• Problem statement: Copy out every line that contains the word "gyepek".

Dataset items
··········
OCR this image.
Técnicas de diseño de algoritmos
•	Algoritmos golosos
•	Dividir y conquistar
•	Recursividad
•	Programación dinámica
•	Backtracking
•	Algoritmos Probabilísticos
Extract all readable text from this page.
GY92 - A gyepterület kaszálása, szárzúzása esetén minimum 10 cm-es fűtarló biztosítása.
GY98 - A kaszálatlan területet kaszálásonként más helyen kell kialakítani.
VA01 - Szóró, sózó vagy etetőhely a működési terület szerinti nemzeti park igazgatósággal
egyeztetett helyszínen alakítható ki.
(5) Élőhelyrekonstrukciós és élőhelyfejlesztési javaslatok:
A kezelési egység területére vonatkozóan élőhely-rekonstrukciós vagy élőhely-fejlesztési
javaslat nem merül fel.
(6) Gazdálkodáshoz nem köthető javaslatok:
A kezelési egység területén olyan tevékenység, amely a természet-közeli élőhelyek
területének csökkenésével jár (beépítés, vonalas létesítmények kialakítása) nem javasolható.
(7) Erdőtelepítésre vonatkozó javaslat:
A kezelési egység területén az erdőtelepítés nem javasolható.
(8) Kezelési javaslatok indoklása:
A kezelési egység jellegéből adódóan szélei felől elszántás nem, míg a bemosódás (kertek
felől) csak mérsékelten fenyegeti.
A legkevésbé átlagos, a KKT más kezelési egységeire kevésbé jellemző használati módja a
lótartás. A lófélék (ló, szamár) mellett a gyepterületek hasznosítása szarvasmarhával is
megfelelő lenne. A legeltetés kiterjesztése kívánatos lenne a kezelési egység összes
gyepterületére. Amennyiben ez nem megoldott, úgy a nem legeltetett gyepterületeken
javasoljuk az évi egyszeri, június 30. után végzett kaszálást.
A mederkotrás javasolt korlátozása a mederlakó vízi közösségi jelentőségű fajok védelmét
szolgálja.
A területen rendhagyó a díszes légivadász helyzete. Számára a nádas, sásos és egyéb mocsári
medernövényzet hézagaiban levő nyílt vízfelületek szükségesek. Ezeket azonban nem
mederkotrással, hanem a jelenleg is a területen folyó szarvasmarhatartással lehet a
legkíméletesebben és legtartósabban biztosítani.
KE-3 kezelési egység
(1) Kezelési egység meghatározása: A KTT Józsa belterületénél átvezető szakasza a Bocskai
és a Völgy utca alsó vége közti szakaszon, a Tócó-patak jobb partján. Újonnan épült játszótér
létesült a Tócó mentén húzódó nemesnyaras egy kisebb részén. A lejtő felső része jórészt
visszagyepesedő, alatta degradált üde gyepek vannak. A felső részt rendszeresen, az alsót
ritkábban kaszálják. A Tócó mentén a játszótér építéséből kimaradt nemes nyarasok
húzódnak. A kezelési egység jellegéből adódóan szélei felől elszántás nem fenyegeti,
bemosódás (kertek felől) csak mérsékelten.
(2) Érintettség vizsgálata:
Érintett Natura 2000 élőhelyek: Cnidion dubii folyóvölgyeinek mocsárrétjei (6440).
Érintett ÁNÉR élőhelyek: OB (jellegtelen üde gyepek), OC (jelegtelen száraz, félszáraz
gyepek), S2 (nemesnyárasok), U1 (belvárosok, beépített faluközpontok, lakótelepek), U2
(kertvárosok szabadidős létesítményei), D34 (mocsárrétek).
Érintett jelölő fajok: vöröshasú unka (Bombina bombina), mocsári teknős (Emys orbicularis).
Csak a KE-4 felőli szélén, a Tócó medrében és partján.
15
··········
• Completed exercise:
visszagyepesedő, alatta degradált üde gyepek vannak. A felső részt rendszeresen, az alsót
Érintett ÁNÉR élőhelyek: OB (jellegtelen üde gyepek), OC (jelegtelen száraz, félszáraz
gyepek), S2 (nemesnyárasok), U1 (belvárosok, beépített faluközpontok, lakótelepek), U2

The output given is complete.